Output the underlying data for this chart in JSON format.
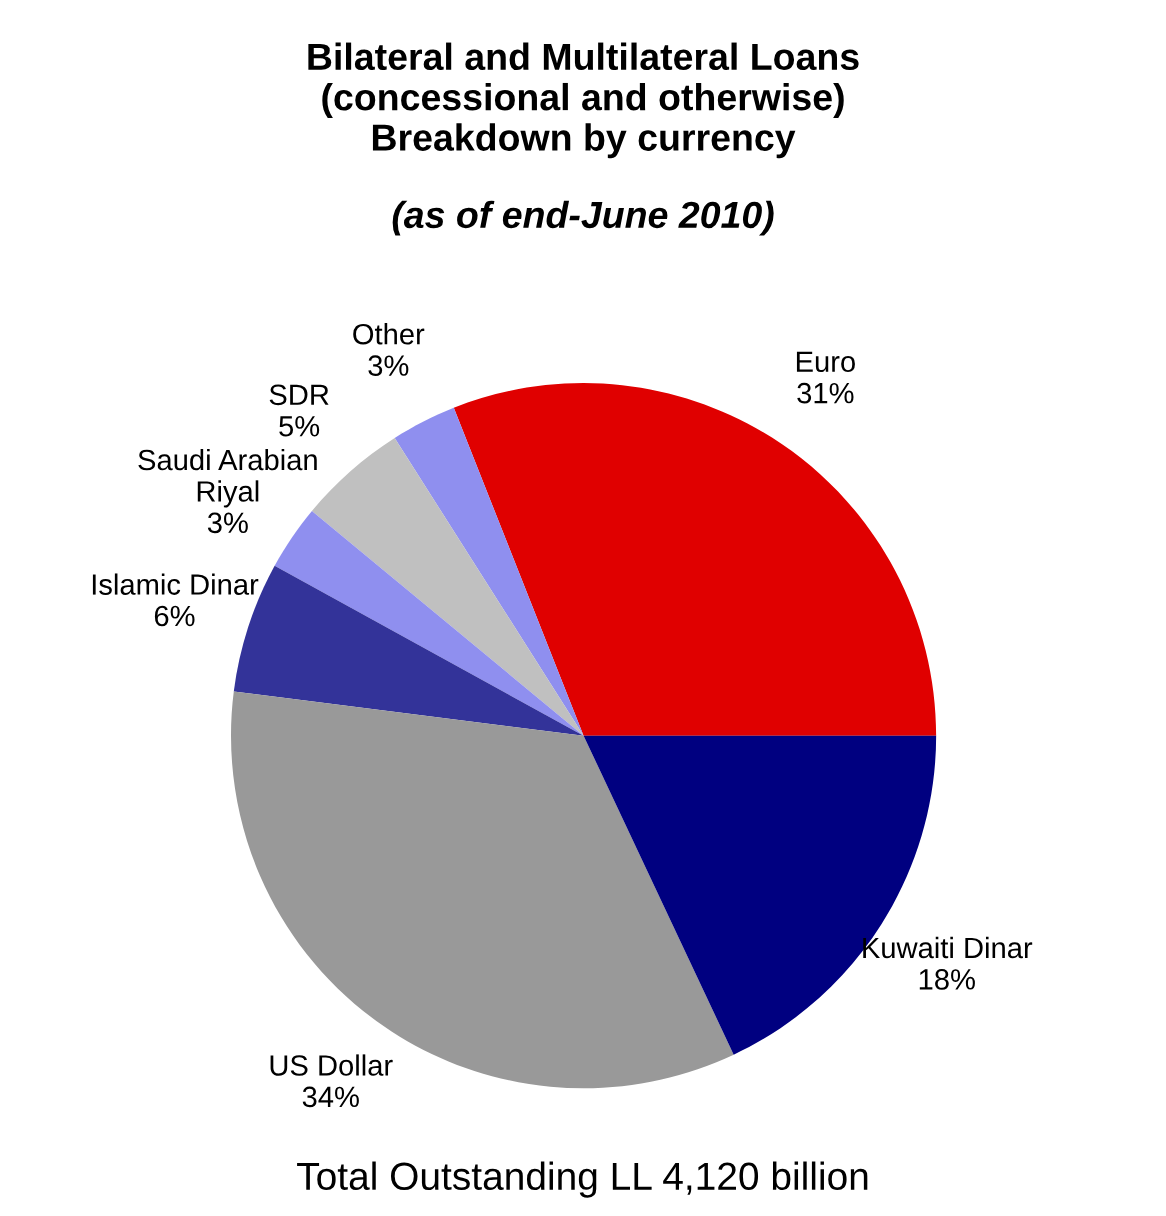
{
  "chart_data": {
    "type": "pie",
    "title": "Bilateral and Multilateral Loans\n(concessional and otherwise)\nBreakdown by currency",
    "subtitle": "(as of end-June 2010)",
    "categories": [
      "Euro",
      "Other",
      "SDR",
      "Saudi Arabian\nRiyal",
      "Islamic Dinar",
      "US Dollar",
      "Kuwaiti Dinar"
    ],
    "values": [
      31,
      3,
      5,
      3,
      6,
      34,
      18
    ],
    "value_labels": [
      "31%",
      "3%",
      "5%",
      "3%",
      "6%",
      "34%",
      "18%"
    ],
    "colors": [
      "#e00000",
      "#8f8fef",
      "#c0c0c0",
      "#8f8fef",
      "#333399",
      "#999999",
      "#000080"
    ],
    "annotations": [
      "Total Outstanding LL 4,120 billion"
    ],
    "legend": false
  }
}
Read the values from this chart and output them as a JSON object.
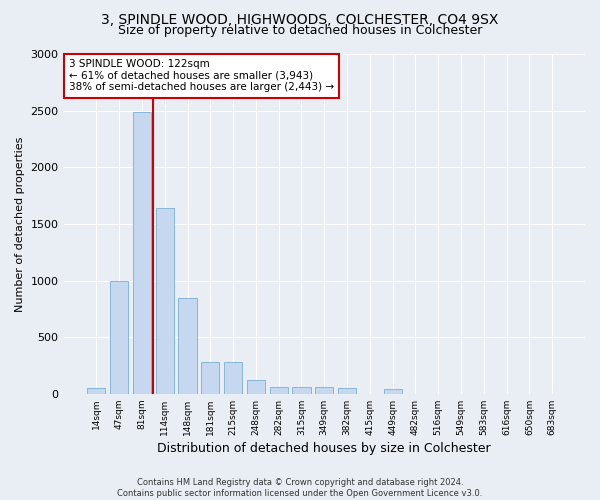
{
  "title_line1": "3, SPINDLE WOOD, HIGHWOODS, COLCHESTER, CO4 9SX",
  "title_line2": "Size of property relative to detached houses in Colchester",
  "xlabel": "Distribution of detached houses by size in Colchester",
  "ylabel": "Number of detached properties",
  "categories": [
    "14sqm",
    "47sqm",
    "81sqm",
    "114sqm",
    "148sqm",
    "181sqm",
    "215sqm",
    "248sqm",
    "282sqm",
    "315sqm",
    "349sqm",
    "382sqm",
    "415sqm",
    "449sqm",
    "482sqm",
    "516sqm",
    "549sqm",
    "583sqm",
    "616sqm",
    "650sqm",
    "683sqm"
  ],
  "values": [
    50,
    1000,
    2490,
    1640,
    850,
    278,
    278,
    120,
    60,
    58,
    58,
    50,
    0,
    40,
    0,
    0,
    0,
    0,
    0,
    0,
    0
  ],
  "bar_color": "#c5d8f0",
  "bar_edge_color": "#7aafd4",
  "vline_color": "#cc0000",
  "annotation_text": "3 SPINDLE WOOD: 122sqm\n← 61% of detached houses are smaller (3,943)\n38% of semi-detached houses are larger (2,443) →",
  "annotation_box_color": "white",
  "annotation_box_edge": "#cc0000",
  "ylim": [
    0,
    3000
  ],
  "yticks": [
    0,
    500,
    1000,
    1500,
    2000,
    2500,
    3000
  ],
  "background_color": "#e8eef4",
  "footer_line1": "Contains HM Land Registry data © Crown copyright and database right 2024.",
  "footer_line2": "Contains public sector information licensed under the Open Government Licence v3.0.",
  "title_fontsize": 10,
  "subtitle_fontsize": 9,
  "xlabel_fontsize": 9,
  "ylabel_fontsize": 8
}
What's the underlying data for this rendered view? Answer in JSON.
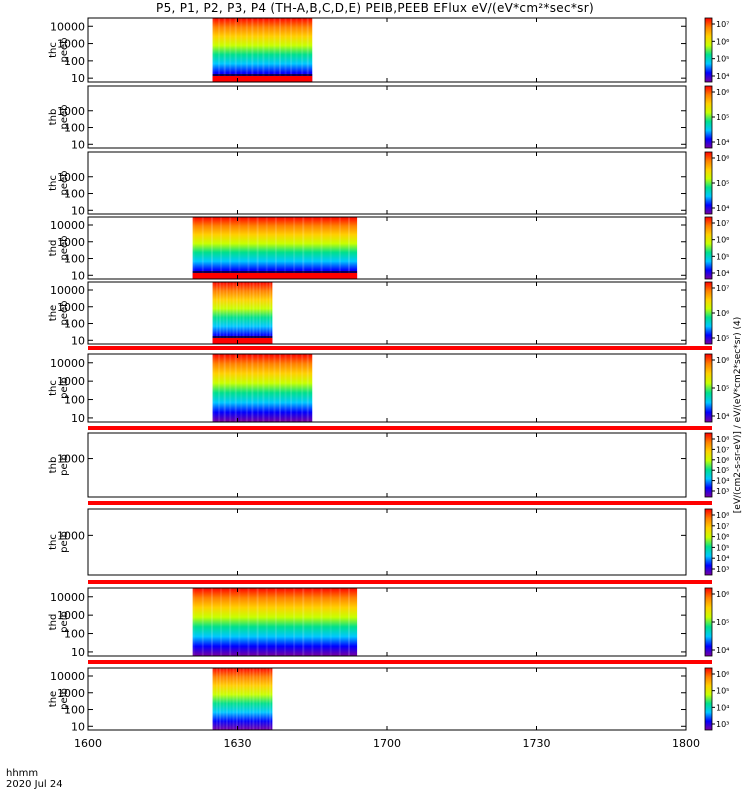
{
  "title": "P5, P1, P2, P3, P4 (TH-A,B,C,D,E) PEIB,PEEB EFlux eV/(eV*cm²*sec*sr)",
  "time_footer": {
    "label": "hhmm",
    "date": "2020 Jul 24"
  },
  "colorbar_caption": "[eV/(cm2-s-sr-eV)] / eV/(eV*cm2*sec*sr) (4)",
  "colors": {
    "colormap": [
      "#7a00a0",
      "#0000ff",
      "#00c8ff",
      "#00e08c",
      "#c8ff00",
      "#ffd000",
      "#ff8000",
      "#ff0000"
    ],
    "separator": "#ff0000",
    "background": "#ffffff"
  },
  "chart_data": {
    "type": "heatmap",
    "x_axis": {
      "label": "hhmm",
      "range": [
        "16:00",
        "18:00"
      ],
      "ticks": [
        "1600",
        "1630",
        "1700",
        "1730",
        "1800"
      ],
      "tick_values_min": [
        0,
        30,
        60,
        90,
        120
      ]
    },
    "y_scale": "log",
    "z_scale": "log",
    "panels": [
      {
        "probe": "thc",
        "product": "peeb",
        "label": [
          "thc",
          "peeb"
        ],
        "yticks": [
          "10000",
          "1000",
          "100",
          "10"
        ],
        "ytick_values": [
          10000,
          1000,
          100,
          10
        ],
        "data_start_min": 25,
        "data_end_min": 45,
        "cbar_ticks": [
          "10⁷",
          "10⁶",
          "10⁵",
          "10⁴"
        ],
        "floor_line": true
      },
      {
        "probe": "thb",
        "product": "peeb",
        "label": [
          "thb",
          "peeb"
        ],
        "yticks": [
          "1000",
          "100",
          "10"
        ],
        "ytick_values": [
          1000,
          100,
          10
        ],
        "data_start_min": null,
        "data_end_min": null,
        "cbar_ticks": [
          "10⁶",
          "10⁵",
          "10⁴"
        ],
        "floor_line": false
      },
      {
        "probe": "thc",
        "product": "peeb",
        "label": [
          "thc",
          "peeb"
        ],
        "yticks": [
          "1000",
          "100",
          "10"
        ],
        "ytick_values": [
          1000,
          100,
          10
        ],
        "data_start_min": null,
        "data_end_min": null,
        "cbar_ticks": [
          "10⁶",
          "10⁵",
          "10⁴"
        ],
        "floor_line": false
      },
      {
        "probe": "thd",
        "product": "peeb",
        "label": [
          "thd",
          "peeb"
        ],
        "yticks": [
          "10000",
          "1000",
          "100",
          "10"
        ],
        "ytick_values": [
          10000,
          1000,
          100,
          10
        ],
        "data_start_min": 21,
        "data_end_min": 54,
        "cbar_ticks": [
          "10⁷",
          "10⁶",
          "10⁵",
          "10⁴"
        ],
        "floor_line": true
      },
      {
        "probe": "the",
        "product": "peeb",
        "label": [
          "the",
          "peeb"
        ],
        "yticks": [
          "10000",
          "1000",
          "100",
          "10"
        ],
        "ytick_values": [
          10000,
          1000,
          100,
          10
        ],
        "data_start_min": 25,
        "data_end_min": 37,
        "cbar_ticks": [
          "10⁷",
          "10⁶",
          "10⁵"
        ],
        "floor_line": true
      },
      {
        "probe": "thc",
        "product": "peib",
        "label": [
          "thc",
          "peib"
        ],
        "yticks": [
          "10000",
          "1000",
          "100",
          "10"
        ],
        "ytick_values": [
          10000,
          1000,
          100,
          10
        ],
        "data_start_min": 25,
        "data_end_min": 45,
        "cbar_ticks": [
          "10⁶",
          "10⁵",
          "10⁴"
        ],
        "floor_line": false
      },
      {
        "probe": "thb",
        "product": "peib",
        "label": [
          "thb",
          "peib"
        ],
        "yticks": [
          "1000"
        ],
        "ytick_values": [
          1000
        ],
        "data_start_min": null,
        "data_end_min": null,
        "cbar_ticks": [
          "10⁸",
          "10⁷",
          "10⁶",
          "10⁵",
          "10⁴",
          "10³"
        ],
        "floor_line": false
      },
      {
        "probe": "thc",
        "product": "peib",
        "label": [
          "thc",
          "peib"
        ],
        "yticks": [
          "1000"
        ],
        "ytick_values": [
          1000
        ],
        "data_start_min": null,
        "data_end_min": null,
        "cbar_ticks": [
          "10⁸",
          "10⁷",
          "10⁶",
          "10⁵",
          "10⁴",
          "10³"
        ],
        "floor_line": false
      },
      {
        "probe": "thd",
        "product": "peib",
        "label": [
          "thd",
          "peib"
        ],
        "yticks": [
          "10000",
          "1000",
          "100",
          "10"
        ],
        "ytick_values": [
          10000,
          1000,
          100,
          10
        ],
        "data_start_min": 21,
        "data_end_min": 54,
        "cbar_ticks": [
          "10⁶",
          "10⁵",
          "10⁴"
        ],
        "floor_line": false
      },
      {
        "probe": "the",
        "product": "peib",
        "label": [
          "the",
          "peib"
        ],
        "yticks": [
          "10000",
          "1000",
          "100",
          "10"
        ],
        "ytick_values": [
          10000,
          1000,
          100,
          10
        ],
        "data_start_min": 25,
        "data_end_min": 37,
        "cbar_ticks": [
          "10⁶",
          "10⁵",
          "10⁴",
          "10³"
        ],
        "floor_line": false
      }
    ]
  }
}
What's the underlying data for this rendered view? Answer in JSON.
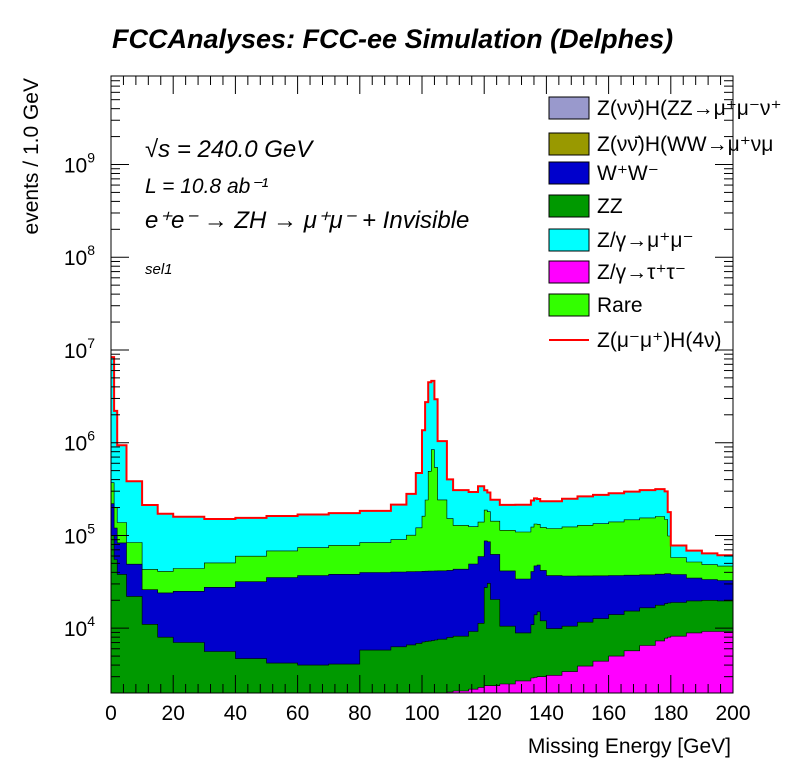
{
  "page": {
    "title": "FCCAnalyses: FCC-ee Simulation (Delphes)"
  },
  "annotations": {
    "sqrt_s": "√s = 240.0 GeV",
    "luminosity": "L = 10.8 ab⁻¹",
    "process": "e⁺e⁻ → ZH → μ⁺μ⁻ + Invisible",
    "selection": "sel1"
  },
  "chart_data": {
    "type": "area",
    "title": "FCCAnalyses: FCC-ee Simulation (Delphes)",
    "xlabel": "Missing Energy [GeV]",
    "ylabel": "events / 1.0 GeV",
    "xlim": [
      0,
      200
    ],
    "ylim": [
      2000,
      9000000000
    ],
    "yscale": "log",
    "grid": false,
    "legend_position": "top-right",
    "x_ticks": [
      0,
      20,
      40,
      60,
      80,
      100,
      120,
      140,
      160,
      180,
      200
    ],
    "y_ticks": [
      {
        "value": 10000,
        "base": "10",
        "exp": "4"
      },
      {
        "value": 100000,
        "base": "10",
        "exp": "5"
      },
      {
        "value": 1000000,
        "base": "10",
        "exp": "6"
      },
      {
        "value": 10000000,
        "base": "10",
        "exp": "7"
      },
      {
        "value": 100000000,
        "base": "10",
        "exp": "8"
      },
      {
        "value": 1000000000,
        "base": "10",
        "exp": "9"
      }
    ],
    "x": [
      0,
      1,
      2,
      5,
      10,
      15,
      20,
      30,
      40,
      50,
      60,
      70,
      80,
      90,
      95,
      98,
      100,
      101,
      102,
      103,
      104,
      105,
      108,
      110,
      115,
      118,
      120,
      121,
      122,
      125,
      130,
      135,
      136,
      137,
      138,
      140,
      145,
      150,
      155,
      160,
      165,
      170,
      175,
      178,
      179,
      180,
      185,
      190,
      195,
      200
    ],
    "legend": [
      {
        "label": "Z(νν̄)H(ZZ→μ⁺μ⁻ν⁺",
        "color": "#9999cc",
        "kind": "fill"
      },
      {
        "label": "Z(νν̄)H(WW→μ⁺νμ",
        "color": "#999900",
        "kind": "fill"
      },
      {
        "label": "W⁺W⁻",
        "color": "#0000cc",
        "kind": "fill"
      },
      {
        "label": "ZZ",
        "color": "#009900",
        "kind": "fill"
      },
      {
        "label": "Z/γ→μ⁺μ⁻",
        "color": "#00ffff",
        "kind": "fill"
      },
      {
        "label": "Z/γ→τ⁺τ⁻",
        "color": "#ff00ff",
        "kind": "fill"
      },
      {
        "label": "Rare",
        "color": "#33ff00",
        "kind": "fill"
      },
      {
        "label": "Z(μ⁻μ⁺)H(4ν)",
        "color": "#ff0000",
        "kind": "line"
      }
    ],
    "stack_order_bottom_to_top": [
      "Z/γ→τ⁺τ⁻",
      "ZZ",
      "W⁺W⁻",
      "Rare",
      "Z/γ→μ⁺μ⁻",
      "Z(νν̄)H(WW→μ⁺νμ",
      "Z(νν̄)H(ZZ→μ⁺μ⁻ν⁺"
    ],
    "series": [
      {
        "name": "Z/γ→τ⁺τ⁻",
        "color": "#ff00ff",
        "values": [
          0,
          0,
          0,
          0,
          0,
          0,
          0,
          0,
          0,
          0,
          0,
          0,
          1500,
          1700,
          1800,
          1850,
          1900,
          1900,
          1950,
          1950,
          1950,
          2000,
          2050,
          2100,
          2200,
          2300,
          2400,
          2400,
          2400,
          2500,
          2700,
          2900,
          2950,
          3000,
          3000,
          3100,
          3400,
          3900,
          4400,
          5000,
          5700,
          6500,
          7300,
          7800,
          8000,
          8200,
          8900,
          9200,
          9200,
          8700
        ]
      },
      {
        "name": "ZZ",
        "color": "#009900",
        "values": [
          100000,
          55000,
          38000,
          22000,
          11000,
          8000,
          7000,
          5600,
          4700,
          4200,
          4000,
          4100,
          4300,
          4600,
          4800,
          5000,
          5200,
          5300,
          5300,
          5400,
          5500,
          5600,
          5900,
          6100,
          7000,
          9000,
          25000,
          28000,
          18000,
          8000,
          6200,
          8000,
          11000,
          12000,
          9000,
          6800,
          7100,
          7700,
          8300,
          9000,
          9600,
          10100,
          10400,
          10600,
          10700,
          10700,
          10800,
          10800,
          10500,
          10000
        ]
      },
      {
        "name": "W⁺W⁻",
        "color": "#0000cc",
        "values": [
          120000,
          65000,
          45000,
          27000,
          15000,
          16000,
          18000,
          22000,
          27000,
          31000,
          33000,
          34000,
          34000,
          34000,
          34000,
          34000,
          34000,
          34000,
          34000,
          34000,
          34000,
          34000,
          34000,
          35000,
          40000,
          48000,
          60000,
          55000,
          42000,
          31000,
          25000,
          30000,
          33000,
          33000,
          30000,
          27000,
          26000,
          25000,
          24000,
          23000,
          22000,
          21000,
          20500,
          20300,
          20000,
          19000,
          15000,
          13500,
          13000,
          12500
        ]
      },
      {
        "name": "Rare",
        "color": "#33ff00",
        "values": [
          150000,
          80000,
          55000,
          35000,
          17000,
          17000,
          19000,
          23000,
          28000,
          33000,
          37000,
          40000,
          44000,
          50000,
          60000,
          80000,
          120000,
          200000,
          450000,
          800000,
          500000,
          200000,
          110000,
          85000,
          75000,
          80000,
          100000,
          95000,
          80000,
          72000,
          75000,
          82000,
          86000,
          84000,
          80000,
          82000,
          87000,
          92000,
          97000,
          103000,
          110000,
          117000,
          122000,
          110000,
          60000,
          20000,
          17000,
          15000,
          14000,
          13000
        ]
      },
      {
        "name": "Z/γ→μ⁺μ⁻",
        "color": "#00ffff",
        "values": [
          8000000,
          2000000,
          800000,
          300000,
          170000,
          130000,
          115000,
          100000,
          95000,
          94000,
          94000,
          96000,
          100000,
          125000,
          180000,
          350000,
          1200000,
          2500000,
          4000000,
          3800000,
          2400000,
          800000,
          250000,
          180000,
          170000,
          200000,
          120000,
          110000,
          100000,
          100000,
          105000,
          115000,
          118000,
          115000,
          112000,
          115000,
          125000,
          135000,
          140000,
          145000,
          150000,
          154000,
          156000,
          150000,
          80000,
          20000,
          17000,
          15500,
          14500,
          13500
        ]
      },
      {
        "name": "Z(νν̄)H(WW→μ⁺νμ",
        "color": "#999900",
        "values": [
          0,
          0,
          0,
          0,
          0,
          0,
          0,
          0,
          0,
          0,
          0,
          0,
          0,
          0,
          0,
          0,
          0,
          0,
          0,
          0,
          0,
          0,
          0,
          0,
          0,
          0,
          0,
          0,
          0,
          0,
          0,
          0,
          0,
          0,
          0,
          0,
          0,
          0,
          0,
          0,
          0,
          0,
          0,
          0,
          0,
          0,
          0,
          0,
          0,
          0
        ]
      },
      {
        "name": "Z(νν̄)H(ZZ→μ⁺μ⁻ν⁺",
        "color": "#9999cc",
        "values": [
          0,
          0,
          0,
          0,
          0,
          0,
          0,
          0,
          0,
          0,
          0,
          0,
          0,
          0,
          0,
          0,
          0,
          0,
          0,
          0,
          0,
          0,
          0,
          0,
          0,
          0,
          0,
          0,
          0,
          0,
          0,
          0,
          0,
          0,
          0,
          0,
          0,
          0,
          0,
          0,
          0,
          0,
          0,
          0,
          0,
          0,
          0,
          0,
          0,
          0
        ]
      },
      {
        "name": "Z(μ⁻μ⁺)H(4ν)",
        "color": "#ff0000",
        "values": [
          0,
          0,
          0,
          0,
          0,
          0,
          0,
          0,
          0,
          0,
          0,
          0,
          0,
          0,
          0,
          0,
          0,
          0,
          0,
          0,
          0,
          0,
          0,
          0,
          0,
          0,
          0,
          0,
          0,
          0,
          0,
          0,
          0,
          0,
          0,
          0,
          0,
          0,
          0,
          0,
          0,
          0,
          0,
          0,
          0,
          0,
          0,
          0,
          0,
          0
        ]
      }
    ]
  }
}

• Instructions to follow
Which lines above contain "Contains"? Show each of them.

• Answer to this problem
  "footer_line1": "Contains HM Land Registry data © Crown copyright and database right 2024.",
  "footer_line2": "Contains public sector information licensed under the Open Government Licence v3.0.",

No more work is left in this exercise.